__What is expected__
Consider the records below. How many of their lines include the word "субсидию"? State the number and nothing else.

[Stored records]
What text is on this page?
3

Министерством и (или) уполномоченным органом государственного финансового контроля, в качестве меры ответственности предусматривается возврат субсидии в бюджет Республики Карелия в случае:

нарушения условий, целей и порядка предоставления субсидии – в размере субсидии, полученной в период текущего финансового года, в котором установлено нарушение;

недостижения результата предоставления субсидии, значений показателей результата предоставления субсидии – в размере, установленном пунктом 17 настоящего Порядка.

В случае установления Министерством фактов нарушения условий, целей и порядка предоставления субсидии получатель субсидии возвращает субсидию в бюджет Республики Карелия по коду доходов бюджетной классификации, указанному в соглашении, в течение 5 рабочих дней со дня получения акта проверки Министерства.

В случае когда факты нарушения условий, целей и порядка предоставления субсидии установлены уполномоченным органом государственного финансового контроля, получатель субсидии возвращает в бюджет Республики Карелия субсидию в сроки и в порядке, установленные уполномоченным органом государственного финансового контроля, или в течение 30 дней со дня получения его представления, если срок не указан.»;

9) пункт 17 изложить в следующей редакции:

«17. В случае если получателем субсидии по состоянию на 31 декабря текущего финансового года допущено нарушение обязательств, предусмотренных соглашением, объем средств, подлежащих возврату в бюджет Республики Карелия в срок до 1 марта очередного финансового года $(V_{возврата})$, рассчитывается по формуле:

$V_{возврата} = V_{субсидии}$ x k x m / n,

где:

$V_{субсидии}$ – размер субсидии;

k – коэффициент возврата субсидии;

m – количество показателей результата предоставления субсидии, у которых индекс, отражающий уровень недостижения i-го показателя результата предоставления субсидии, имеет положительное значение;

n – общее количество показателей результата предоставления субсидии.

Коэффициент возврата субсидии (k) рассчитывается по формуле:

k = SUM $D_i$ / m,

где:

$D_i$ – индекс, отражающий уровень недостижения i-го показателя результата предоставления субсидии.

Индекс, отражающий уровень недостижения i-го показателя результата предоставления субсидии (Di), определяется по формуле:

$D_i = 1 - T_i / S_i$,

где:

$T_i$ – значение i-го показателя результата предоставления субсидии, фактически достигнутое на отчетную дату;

__Solution below__
2